Gather the lines from the material that contain "Januar".

--- Begin ---

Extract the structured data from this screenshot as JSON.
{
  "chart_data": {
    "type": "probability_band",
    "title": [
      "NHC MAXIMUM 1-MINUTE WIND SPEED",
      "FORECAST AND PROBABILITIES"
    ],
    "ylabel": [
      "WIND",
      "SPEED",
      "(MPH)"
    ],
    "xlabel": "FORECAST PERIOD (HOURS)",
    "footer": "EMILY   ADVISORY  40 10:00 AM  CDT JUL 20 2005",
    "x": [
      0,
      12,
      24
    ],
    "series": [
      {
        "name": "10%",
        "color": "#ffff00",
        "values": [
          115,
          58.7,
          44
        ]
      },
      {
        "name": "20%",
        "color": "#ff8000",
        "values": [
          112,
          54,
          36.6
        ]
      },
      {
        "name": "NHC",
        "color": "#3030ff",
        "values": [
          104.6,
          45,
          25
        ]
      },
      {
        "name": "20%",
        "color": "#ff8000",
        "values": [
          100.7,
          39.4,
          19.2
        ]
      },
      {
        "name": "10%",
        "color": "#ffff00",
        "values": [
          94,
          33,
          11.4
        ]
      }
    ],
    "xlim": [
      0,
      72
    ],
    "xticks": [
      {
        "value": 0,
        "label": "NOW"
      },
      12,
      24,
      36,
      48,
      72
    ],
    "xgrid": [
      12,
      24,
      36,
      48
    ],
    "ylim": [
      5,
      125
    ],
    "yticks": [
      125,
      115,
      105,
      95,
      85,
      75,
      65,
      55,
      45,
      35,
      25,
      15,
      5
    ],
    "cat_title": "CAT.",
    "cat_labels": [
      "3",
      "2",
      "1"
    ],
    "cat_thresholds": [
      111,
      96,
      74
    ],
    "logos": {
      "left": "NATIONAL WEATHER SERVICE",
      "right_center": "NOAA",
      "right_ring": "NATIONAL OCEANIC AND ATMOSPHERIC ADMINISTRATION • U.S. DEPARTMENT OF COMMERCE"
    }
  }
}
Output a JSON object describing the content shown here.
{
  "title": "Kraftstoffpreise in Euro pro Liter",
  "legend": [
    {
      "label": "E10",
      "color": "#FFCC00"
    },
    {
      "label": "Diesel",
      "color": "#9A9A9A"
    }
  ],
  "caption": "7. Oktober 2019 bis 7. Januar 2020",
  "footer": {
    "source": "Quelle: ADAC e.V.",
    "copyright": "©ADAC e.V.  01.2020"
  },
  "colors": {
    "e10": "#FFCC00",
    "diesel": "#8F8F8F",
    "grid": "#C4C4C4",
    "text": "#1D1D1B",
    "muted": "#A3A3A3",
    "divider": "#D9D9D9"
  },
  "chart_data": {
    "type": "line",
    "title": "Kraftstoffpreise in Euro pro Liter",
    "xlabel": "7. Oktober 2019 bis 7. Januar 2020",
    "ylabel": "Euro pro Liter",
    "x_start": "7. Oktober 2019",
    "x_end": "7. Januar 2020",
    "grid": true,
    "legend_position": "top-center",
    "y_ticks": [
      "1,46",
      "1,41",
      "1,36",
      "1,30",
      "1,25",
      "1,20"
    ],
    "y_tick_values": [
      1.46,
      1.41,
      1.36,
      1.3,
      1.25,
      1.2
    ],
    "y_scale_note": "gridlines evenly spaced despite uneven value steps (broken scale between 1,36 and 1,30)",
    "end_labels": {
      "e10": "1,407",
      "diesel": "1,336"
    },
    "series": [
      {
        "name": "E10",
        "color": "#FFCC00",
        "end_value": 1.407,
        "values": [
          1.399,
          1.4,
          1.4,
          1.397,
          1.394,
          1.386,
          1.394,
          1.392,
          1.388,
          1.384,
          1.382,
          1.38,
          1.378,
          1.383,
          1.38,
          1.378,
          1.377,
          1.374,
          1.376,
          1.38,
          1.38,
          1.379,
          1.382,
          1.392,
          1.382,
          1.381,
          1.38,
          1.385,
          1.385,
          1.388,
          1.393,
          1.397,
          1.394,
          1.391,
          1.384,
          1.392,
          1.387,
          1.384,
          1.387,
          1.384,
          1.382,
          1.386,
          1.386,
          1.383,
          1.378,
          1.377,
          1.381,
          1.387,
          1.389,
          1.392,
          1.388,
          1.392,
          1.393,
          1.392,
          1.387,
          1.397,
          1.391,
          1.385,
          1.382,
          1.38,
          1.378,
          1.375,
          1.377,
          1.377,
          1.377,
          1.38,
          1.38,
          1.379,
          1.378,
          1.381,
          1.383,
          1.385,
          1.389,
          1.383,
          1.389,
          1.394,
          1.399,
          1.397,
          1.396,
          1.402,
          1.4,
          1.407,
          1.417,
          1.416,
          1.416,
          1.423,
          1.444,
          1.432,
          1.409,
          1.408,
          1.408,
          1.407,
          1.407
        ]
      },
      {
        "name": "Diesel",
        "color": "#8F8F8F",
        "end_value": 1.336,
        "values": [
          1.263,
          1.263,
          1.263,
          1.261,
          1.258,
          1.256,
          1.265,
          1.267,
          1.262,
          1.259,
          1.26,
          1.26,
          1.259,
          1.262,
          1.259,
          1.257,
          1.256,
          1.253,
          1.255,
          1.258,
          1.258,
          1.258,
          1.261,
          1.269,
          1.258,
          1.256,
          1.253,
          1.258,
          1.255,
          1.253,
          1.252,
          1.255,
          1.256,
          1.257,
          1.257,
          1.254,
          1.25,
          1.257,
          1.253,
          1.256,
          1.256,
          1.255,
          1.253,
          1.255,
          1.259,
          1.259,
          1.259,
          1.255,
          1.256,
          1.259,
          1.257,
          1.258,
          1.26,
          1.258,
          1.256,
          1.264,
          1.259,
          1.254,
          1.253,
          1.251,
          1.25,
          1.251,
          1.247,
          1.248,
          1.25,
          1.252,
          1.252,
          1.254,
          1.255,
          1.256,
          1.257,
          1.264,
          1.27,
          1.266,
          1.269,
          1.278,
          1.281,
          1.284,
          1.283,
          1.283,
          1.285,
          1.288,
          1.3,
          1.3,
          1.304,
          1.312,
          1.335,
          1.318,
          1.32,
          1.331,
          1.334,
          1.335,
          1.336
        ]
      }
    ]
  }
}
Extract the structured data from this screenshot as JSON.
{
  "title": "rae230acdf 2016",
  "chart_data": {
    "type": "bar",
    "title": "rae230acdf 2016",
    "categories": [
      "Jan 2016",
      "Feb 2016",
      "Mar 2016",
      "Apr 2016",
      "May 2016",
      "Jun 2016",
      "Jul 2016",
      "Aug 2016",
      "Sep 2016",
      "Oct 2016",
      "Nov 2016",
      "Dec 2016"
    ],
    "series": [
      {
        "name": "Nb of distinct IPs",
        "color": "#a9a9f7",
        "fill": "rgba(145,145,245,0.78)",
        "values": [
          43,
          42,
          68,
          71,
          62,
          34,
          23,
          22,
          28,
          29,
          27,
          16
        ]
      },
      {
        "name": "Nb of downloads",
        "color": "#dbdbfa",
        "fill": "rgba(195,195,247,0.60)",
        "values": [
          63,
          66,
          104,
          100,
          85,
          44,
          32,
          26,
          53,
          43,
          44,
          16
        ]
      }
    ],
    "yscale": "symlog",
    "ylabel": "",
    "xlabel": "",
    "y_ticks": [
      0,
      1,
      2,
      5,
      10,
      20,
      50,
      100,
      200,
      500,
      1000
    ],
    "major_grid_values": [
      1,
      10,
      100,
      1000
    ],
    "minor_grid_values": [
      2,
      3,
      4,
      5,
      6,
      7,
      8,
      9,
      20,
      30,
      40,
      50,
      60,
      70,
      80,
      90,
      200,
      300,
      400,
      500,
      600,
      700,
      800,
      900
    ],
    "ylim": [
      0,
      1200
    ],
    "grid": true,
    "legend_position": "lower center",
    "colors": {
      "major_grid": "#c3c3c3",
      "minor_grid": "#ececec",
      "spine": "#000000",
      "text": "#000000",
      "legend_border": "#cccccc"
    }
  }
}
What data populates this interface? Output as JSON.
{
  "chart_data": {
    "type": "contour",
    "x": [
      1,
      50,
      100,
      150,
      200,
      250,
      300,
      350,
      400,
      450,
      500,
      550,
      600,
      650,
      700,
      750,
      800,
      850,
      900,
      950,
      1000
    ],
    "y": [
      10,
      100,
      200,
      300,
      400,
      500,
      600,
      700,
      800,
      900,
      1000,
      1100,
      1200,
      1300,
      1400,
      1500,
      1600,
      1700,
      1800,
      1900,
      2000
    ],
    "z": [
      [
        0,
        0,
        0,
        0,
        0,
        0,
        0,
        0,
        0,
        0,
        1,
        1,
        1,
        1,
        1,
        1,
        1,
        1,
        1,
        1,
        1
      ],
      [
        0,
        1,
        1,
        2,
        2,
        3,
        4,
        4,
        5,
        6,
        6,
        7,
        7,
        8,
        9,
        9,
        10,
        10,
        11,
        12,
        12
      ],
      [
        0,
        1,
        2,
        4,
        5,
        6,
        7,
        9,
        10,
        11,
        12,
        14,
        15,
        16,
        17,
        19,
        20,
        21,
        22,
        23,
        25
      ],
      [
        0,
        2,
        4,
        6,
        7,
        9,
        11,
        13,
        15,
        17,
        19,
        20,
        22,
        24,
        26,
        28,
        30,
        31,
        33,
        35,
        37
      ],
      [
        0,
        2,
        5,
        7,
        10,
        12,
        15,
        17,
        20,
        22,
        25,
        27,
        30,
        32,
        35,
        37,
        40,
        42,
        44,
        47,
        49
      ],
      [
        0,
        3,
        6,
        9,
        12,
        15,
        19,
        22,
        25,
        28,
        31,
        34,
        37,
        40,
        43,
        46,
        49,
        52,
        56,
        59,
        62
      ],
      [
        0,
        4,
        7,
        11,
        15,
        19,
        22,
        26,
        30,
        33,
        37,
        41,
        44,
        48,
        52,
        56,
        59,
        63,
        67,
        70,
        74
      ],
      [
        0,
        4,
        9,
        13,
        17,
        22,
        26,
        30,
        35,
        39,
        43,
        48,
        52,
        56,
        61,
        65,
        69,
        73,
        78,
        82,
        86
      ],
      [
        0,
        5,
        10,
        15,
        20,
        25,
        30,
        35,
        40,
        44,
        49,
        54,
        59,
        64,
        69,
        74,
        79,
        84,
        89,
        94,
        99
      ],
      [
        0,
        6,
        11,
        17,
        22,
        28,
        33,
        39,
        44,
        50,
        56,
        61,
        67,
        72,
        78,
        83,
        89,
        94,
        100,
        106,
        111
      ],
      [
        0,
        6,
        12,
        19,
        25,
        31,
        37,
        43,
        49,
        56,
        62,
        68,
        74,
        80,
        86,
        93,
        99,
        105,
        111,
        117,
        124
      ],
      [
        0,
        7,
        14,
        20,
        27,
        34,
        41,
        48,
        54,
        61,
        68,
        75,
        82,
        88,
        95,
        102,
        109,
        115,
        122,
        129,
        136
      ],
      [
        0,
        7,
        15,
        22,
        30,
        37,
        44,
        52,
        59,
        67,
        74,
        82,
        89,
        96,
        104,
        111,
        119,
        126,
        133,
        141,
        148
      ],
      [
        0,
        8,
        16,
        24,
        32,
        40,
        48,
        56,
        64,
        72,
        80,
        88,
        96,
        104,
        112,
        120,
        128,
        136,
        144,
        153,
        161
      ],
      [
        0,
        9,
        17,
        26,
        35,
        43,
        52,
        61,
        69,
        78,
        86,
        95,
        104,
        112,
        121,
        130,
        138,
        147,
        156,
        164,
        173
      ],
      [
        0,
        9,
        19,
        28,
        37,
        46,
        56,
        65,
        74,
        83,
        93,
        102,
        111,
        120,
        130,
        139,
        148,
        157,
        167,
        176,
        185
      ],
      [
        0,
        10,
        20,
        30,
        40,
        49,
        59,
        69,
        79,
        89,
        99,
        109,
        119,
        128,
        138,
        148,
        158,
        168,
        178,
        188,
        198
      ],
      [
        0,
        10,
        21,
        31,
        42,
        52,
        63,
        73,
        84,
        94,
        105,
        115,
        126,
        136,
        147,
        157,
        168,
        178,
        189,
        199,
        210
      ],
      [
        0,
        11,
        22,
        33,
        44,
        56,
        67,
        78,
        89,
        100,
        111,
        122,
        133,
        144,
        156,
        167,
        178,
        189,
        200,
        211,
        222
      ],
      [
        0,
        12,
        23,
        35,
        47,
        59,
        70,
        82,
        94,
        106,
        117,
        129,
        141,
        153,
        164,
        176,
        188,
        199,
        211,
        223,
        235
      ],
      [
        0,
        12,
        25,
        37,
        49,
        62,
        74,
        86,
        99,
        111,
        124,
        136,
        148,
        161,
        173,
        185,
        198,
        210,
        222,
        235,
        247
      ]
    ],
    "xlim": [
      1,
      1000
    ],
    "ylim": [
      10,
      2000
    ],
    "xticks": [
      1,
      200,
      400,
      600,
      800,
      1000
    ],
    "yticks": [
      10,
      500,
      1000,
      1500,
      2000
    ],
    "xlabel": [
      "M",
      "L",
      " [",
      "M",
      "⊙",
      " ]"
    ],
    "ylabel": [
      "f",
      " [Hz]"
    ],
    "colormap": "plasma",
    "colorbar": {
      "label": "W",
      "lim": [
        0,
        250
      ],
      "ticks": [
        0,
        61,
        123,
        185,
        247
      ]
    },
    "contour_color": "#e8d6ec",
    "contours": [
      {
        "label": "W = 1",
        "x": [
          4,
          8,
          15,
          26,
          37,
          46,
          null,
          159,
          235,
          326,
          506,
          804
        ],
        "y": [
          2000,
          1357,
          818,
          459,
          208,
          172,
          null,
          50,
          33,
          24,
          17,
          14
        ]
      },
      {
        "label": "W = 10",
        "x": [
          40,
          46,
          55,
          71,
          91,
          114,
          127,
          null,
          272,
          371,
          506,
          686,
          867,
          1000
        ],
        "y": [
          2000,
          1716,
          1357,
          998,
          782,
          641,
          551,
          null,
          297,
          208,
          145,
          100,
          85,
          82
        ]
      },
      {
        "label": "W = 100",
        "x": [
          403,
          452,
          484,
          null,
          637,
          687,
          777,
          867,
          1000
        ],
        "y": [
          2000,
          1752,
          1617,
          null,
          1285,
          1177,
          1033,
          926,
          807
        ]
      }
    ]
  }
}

--- End ---

Result for this exercise
  "caption": "7. Oktober 2019 bis 7. Januar 2020",
    "xlabel": "7. Oktober 2019 bis 7. Januar 2020",
    "x_end": "7. Januar 2020",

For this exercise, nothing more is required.